◆ **EXERCISE INSTRUCTIONS**: Which lines have the string "EASEMENTS"? Copy all of them from the entries below.

◆ **INFORMATION SUPPLIED**:
━━━━━━
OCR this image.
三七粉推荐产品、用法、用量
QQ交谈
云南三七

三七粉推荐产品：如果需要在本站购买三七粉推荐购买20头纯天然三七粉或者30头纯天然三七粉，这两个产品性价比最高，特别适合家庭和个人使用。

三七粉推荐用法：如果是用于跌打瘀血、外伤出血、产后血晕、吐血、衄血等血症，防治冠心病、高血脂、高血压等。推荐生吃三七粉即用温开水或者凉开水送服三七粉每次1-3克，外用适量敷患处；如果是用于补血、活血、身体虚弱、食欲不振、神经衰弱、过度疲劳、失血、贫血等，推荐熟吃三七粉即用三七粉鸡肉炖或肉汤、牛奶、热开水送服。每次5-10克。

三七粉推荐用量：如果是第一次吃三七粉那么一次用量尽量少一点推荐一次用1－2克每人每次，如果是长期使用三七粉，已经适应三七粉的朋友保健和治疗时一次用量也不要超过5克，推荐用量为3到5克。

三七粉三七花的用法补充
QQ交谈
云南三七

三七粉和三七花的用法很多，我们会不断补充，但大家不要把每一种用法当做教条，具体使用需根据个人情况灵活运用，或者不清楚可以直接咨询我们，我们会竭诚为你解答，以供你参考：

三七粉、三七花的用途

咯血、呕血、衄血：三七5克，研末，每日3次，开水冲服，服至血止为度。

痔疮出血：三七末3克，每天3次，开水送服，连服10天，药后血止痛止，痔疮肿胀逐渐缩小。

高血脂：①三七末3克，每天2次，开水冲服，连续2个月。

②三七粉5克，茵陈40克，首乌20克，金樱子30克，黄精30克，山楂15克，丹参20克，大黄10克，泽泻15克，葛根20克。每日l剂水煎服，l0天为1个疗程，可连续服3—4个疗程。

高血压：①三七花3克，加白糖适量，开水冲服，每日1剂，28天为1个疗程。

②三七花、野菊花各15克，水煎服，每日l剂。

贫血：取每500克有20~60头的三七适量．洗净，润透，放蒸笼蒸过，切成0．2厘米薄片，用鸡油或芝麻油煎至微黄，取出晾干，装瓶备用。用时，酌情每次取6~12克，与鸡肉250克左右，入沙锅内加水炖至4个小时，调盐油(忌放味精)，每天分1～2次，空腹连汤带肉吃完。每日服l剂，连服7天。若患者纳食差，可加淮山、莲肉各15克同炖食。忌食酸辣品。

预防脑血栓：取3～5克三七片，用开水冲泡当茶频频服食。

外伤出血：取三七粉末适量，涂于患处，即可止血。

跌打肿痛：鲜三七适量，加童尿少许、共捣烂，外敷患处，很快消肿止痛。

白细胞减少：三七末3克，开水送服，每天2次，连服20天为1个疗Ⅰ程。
━━━━━━
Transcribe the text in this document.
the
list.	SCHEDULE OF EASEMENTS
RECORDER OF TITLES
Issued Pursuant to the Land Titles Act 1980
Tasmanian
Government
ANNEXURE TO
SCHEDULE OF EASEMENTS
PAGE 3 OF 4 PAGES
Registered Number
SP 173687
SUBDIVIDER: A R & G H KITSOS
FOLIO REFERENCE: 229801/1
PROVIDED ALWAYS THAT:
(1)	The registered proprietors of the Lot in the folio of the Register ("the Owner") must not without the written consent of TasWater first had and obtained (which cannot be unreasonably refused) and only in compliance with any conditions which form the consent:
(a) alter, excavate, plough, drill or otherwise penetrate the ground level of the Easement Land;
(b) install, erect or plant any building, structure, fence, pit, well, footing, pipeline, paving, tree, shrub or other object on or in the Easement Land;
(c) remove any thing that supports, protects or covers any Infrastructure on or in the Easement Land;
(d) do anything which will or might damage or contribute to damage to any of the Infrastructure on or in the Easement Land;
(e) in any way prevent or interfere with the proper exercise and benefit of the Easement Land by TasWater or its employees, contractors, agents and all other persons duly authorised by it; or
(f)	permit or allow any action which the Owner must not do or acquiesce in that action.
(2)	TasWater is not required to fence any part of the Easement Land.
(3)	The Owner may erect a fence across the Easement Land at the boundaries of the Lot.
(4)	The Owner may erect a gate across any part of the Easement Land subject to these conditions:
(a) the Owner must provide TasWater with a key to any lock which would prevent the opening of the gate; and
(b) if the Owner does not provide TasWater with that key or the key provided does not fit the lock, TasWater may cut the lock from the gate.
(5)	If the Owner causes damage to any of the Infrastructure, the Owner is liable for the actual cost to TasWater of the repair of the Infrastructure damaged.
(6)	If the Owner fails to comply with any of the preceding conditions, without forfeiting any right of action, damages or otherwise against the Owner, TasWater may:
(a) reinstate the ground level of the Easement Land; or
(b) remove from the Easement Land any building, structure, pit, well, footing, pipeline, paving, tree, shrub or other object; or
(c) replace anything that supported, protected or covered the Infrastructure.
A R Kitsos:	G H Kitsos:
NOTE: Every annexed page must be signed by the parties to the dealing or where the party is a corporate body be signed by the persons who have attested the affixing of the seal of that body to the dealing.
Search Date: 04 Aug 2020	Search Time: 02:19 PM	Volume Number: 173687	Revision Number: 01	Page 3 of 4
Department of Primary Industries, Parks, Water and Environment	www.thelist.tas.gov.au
━━━━━━
◆ **RESPONSE TO THIS EXERCISE**:
list.	SCHEDULE OF EASEMENTS
SCHEDULE OF EASEMENTS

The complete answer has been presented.